## Directions
Repeat the records verbatim and leave the pictures out of your copy.

## Data shown
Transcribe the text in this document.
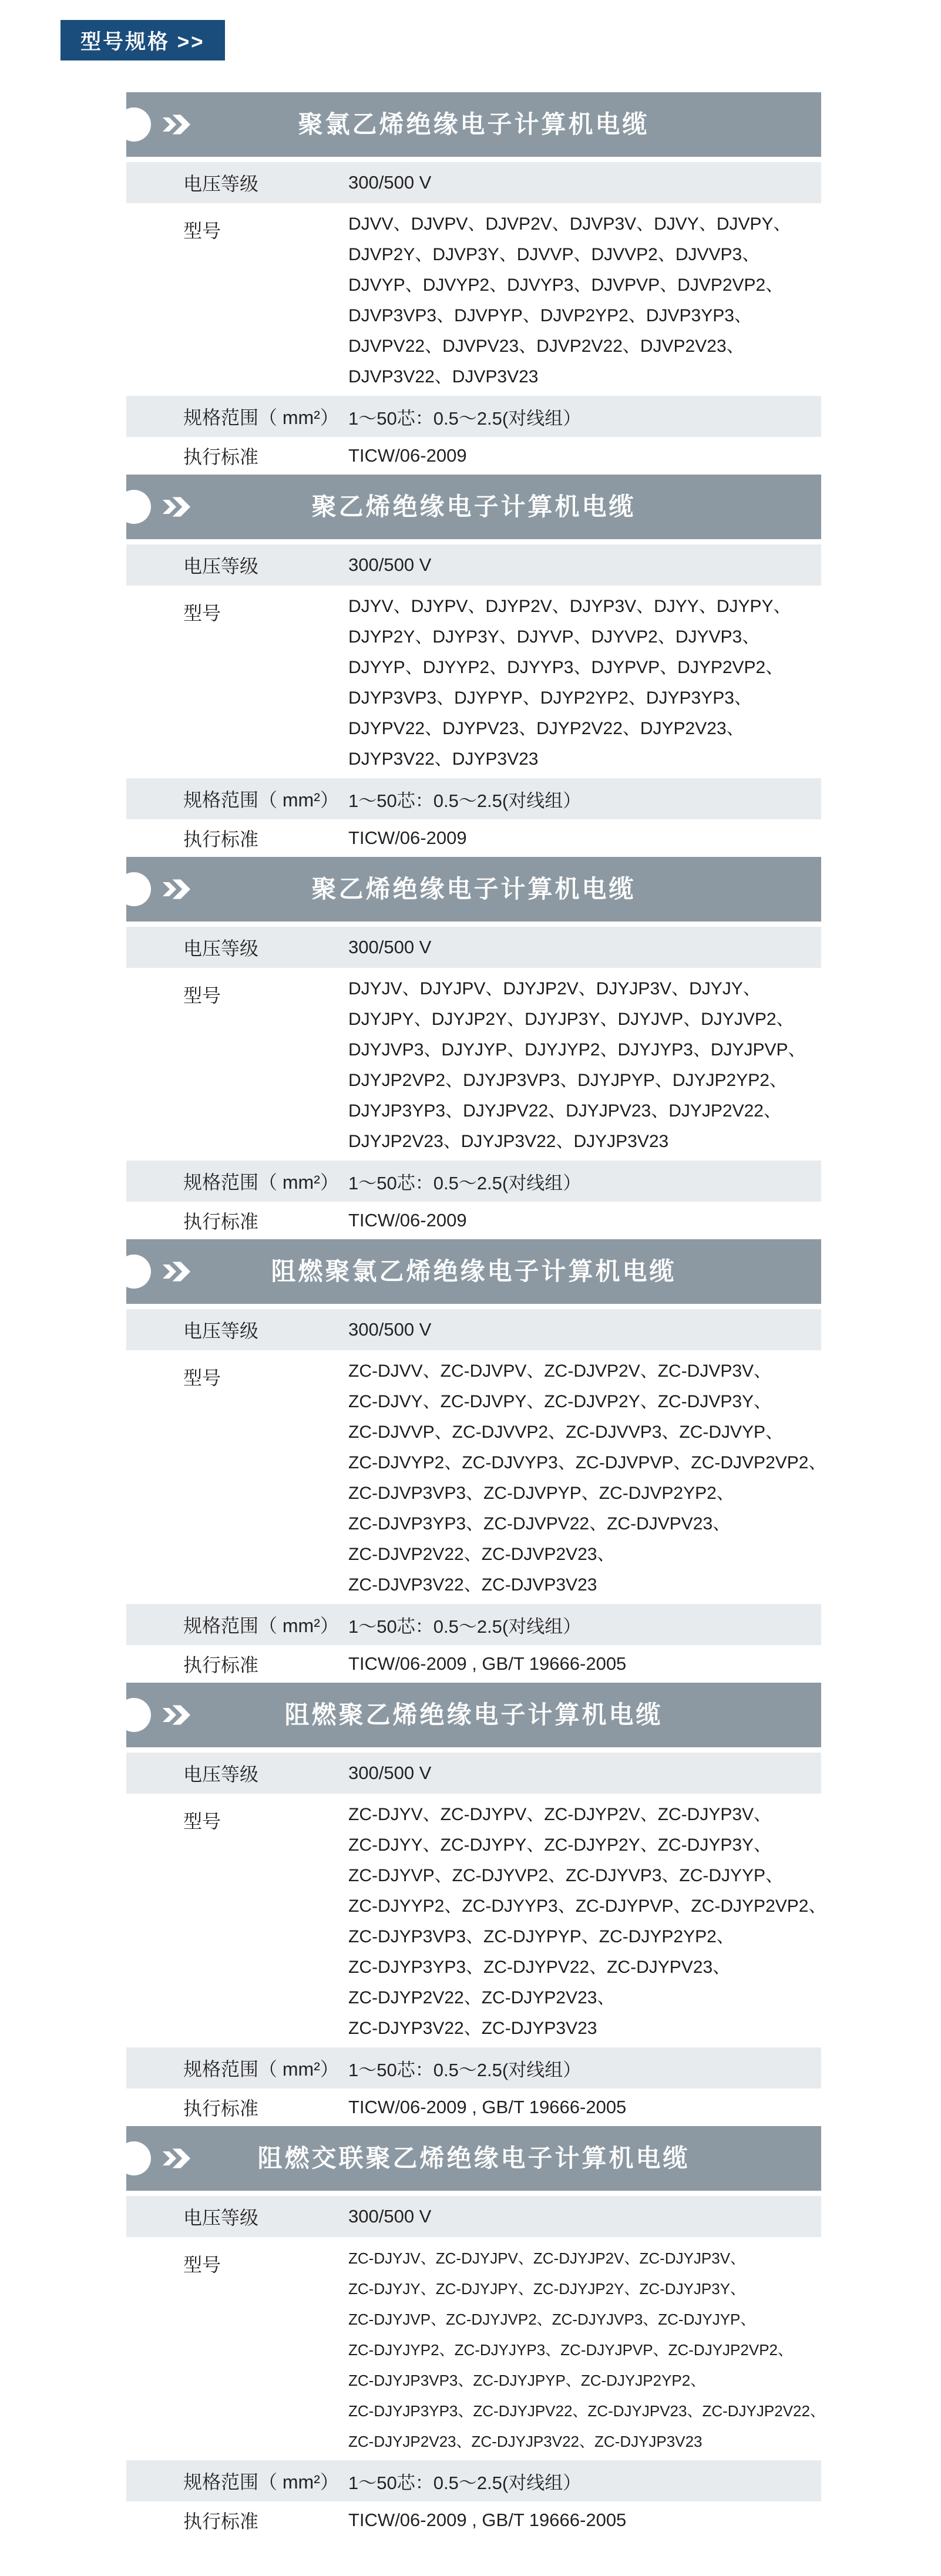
型号规格 >>
聚氯乙烯绝缘电子计算机电缆
电压等级	300/500 V
型号	DJVV、DJVPV、DJVP2V、DJVP3V、DJVY、DJVPY、
DJVP2Y、DJVP3Y、DJVVP、DJVVP2、DJVVP3、
DJVYP、DJVYP2、DJVYP3、DJVPVP、DJVP2VP2、
DJVP3VP3、DJVPYP、DJVP2YP2、DJVP3YP3、
DJVPV22、DJVPV23、DJVP2V22、DJVP2V23、
DJVP3V22、DJVP3V23
规格范围（ mm²） 1～50芯：0.5～2.5(对线组）
执行标准	TICW/06-2009
聚乙烯绝缘电子计算机电缆
电压等级	300/500 V
型号	DJYV、DJYPV、DJYP2V、DJYP3V、DJYY、DJYPY、
DJYP2Y、DJYP3Y、DJYVP、DJYVP2、DJYVP3、
DJYYP、DJYYP2、DJYYP3、DJYPVP、DJYP2VP2、
DJYP3VP3、DJYPYP、DJYP2YP2、DJYP3YP3、
DJYPV22、DJYPV23、DJYP2V22、DJYP2V23、
DJYP3V22、DJYP3V23
规格范围（ mm²） 1～50芯：0.5～2.5(对线组）
执行标准	TICW/06-2009
聚乙烯绝缘电子计算机电缆
电压等级	300/500 V
型号	DJYJV、DJYJPV、DJYJP2V、DJYJP3V、DJYJY、
DJYJPY、DJYJP2Y、DJYJP3Y、DJYJVP、DJYJVP2、
DJYJVP3、DJYJYP、DJYJYP2、DJYJYP3、DJYJPVP、
DJYJP2VP2、DJYJP3VP3、DJYJPYP、DJYJP2YP2、
DJYJP3YP3、DJYJPV22、DJYJPV23、DJYJP2V22、
DJYJP2V23、DJYJP3V22、DJYJP3V23
规格范围（ mm²） 1～50芯：0.5～2.5(对线组）
执行标准	TICW/06-2009
阻燃聚氯乙烯绝缘电子计算机电缆
电压等级	300/500 V
型号	ZC-DJVV、ZC-DJVPV、ZC-DJVP2V、ZC-DJVP3V、
ZC-DJVY、ZC-DJVPY、ZC-DJVP2Y、ZC-DJVP3Y、
ZC-DJVVP、ZC-DJVVP2、ZC-DJVVP3、ZC-DJVYP、
ZC-DJVYP2、ZC-DJVYP3、ZC-DJVPVP、ZC-DJVP2VP2、
ZC-DJVP3VP3、ZC-DJVPYP、ZC-DJVP2YP2、
ZC-DJVP3YP3、ZC-DJVPV22、ZC-DJVPV23、
ZC-DJVP2V22、ZC-DJVP2V23、
ZC-DJVP3V22、ZC-DJVP3V23
规格范围（ mm²） 1～50芯：0.5～2.5(对线组）
执行标准	TICW/06-2009 , GB/T 19666-2005
阻燃聚乙烯绝缘电子计算机电缆
电压等级	300/500 V
型号	ZC-DJYV、ZC-DJYPV、ZC-DJYP2V、ZC-DJYP3V、
ZC-DJYY、ZC-DJYPY、ZC-DJYP2Y、ZC-DJYP3Y、
ZC-DJYVP、ZC-DJYVP2、ZC-DJYVP3、ZC-DJYYP、
ZC-DJYYP2、ZC-DJYYP3、ZC-DJYPVP、ZC-DJYP2VP2、
ZC-DJYP3VP3、ZC-DJYPYP、ZC-DJYP2YP2、
ZC-DJYP3YP3、ZC-DJYPV22、ZC-DJYPV23、
ZC-DJYP2V22、ZC-DJYP2V23、
ZC-DJYP3V22、ZC-DJYP3V23
规格范围（ mm²） 1～50芯：0.5～2.5(对线组）
执行标准	TICW/06-2009 , GB/T 19666-2005
阻燃交联聚乙烯绝缘电子计算机电缆
电压等级	300/500 V
型号	ZC-DJYJV、ZC-DJYJPV、ZC-DJYJP2V、ZC-DJYJP3V、
ZC-DJYJY、ZC-DJYJPY、ZC-DJYJP2Y、ZC-DJYJP3Y、
ZC-DJYJVP、ZC-DJYJVP2、ZC-DJYJVP3、ZC-DJYJYP、
ZC-DJYJYP2、ZC-DJYJYP3、ZC-DJYJPVP、ZC-DJYJP2VP2、
ZC-DJYJP3VP3、ZC-DJYJPYP、ZC-DJYJP2YP2、
ZC-DJYJP3YP3、ZC-DJYJPV22、ZC-DJYJPV23、ZC-DJYJP2V22、
ZC-DJYJP2V23、ZC-DJYJP3V22、ZC-DJYJP3V23
规格范围（ mm²） 1～50芯：0.5～2.5(对线组）
执行标准	TICW/06-2009 , GB/T 19666-2005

## Full response
Transcribe the text in this document.
型号规格 >>
聚氯乙烯绝缘电子计算机电缆
电压等级	300/500 V
型号	DJVV、DJVPV、DJVP2V、DJVP3V、DJVY、DJVPY、
DJVP2Y、DJVP3Y、DJVVP、DJVVP2、DJVVP3、
DJVYP、DJVYP2、DJVYP3、DJVPVP、DJVP2VP2、
DJVP3VP3、DJVPYP、DJVP2YP2、DJVP3YP3、
DJVPV22、DJVPV23、DJVP2V22、DJVP2V23、
DJVP3V22、DJVP3V23
规格范围（ mm²） 1～50芯：0.5～2.5(对线组）
执行标准	TICW/06-2009
聚乙烯绝缘电子计算机电缆
电压等级	300/500 V
型号	DJYV、DJYPV、DJYP2V、DJYP3V、DJYY、DJYPY、
DJYP2Y、DJYP3Y、DJYVP、DJYVP2、DJYVP3、
DJYYP、DJYYP2、DJYYP3、DJYPVP、DJYP2VP2、
DJYP3VP3、DJYPYP、DJYP2YP2、DJYP3YP3、
DJYPV22、DJYPV23、DJYP2V22、DJYP2V23、
DJYP3V22、DJYP3V23
规格范围（ mm²） 1～50芯：0.5～2.5(对线组）
执行标准	TICW/06-2009
聚乙烯绝缘电子计算机电缆
电压等级	300/500 V
型号	DJYJV、DJYJPV、DJYJP2V、DJYJP3V、DJYJY、
DJYJPY、DJYJP2Y、DJYJP3Y、DJYJVP、DJYJVP2、
DJYJVP3、DJYJYP、DJYJYP2、DJYJYP3、DJYJPVP、
DJYJP2VP2、DJYJP3VP3、DJYJPYP、DJYJP2YP2、
DJYJP3YP3、DJYJPV22、DJYJPV23、DJYJP2V22、
DJYJP2V23、DJYJP3V22、DJYJP3V23
规格范围（ mm²） 1～50芯：0.5～2.5(对线组）
执行标准	TICW/06-2009
阻燃聚氯乙烯绝缘电子计算机电缆
电压等级	300/500 V
型号	ZC-DJVV、ZC-DJVPV、ZC-DJVP2V、ZC-DJVP3V、
ZC-DJVY、ZC-DJVPY、ZC-DJVP2Y、ZC-DJVP3Y、
ZC-DJVVP、ZC-DJVVP2、ZC-DJVVP3、ZC-DJVYP、
ZC-DJVYP2、ZC-DJVYP3、ZC-DJVPVP、ZC-DJVP2VP2、
ZC-DJVP3VP3、ZC-DJVPYP、ZC-DJVP2YP2、
ZC-DJVP3YP3、ZC-DJVPV22、ZC-DJVPV23、
ZC-DJVP2V22、ZC-DJVP2V23、
ZC-DJVP3V22、ZC-DJVP3V23
规格范围（ mm²） 1～50芯：0.5～2.5(对线组）
执行标准	TICW/06-2009 , GB/T 19666-2005
阻燃聚乙烯绝缘电子计算机电缆
电压等级	300/500 V
型号	ZC-DJYV、ZC-DJYPV、ZC-DJYP2V、ZC-DJYP3V、
ZC-DJYY、ZC-DJYPY、ZC-DJYP2Y、ZC-DJYP3Y、
ZC-DJYVP、ZC-DJYVP2、ZC-DJYVP3、ZC-DJYYP、
ZC-DJYYP2、ZC-DJYYP3、ZC-DJYPVP、ZC-DJYP2VP2、
ZC-DJYP3VP3、ZC-DJYPYP、ZC-DJYP2YP2、
ZC-DJYP3YP3、ZC-DJYPV22、ZC-DJYPV23、
ZC-DJYP2V22、ZC-DJYP2V23、
ZC-DJYP3V22、ZC-DJYP3V23
规格范围（ mm²） 1～50芯：0.5～2.5(对线组）
执行标准	TICW/06-2009 , GB/T 19666-2005
阻燃交联聚乙烯绝缘电子计算机电缆
电压等级	300/500 V
型号	ZC-DJYJV、ZC-DJYJPV、ZC-DJYJP2V、ZC-DJYJP3V、
ZC-DJYJY、ZC-DJYJPY、ZC-DJYJP2Y、ZC-DJYJP3Y、
ZC-DJYJVP、ZC-DJYJVP2、ZC-DJYJVP3、ZC-DJYJYP、
ZC-DJYJYP2、ZC-DJYJYP3、ZC-DJYJPVP、ZC-DJYJP2VP2、
ZC-DJYJP3VP3、ZC-DJYJPYP、ZC-DJYJP2YP2、
ZC-DJYJP3YP3、ZC-DJYJPV22、ZC-DJYJPV23、ZC-DJYJP2V22、
ZC-DJYJP2V23、ZC-DJYJP3V22、ZC-DJYJP3V23
规格范围（ mm²） 1～50芯：0.5～2.5(对线组）
执行标准	TICW/06-2009 , GB/T 19666-2005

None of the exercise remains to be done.